EXTRACT:
┌──

In this case, however, as you can see, the missing registration was of type System.Threading.Tasks.Task. I didn't have any dependencies on the Task class and so I didn't want to "fix" any Windsor setup to register it. This wasn't making sense.

Step One: TypedFactoryInterceptor?

The first oddity I noticed was that this error was happening somewhere in the flow of the TypedFactoryInterceptor. I could tell where the error was coming from in my code (from the rest of the stack trace that I didn't include above). The problem was that it had nothing to do with any TypedFactoryFacility.

So, I inspected my registrations a little closer. I basically had a setup like this.

public class ChildClass : ParentClass
{
  public override Task DoSomething(Options options)
  {
    ...
  }
}

public class ParentClass : IInterface
{
  public Func<Options, Task> OnDoSomething { get; set; }
  public Func<Options, Task> OnDoSomethingElse { get; set; }

  public virtual Task DoSomething(Options options)
  {
    return OnDoSomething(options);
  }

  public virtual Task DoSomethingElse(Options options)
  {
    return OnDoSomethingElse.Invoke(options);
  }
}

Notice a couple of things.

  1. ParentClass has several virtual methods. I'm only overriding one.
  2. ParentClass is setup to allow you to override the virtual methods or to just supply it with Funcs.
  3. The implementation of the virtual methods is to simply call the corresponding Funcs.

Finding the Location of the Problem

After lots of testing and debugging, I finally figured out that somehow a FuncProxy (see line 6 in the error stack trace above) was being injected into all of the public Func<,> properties on ParentClass. Then, when methods were called that I did not override in my ChildClass, the Func would be called in the ParentClass and that's where Windsor was hooking in and eventually causing an error when it eventually tried to resolve a dependency on Task.

One More Clue

As I mentioned above, the presence of a TypedFactoryInterceptor in the stack trace was strange to me. I wasn't using Windor's TypedFactoryFacility to register my ChildClass. So, why was it sticking its nose into my class somehow?

I did some simple debugging and turned off the TypedFactoryFacility in my Windsor setup. Just like magic, the error I was seeing went away. So, my conclusion: somehow TypedFactoryFacility was inserting itself into my ChildClass registration and injecting FuncProxys into the ParentClass public Func<,> properties.

The Solution

This looked an aweful lot like property injection to me. I started searching related to TypedFactoryFacility and property injection. I pretty quickly came upon this documentation: https://github.com/castleproject/Windsor/blob/master/docs/how-properties-are-injected.md.

That page describes how Windsor does property injection, which I actually thought was an opt-in feature of Windsor. In fact, Windsor does it by default, as describe on that page.

└──

TASK OBJECTIVE: Please copy the Windsor troubleshooting text again, starting at "Step One: TypedFactoryInterceptor?" and stopping after "with any TypedFactoryFacility.", and change "oddity" to "anomaly".

GIVEN RECORDS:
┌──

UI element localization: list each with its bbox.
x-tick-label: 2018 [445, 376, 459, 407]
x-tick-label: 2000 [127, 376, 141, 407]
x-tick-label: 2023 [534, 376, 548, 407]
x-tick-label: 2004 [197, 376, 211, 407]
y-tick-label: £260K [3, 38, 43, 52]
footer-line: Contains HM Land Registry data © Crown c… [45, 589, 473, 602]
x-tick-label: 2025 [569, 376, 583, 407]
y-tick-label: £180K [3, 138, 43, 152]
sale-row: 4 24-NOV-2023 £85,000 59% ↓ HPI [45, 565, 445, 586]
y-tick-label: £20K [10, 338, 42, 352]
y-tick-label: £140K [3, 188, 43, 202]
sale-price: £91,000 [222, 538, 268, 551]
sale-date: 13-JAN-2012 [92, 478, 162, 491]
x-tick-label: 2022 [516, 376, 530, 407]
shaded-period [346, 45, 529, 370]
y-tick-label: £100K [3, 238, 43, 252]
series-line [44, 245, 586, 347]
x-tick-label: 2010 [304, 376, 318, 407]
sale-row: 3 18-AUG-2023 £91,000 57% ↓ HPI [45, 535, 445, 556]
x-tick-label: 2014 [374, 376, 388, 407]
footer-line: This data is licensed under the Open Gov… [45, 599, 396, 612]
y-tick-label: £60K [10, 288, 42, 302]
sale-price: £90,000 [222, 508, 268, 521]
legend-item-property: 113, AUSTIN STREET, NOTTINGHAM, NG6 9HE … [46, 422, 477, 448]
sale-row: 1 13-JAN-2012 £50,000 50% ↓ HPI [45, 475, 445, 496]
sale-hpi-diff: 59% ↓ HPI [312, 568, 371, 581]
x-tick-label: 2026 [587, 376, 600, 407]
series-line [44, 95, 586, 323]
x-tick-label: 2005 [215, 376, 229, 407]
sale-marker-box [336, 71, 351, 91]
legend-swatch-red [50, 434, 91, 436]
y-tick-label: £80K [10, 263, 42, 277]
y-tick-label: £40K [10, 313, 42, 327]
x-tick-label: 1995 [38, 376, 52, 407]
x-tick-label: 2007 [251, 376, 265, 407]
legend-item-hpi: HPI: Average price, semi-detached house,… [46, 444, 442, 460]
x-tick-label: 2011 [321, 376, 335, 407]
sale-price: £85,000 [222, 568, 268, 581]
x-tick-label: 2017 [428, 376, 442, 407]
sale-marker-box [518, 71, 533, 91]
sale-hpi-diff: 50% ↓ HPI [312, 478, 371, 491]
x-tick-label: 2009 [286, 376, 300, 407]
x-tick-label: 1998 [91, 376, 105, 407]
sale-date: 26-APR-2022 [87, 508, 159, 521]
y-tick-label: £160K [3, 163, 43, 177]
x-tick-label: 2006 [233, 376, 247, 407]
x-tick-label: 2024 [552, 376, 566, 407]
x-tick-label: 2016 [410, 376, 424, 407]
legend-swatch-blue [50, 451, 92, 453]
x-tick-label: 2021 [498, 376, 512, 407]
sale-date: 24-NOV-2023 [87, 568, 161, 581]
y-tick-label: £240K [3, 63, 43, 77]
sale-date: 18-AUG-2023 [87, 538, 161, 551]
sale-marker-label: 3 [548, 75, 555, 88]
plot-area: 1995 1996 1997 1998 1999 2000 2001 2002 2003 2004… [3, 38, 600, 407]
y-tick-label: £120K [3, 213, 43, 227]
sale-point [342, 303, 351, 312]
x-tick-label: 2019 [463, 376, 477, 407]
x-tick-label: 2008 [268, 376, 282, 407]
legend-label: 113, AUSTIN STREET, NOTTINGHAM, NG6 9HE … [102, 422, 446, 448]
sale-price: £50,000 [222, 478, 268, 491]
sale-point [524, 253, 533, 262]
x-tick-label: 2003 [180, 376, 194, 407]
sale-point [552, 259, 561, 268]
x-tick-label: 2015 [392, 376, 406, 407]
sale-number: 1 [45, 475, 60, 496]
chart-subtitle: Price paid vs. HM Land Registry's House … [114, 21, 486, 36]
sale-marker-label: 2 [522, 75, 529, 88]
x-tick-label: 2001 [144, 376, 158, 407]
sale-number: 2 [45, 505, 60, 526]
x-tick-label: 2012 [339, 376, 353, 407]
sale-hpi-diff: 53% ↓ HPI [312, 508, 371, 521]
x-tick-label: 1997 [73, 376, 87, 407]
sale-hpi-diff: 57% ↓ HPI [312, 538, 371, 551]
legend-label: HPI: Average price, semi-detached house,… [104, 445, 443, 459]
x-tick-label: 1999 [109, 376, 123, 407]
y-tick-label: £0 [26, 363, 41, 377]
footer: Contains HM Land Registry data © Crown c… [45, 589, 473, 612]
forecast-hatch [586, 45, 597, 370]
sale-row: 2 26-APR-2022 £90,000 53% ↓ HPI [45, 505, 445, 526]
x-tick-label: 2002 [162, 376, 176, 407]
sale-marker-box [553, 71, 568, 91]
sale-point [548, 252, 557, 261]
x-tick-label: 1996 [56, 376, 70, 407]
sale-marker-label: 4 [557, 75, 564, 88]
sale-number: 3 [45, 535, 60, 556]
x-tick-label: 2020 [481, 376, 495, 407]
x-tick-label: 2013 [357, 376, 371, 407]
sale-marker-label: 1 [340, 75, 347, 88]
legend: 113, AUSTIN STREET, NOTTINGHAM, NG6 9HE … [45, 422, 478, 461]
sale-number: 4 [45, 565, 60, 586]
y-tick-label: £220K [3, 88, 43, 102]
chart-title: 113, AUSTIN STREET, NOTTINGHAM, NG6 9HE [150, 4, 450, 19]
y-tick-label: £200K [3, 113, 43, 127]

└──

OUTPUT BELOW:
Step One: TypedFactoryInterceptor?

The first anomaly I noticed was that this error was happening somewhere in the flow of the TypedFactoryInterceptor. I could tell where the error was coming from in my code (from the rest of the stack trace that I didn't include above). The problem was that it had nothing to do with any TypedFactoryFacility.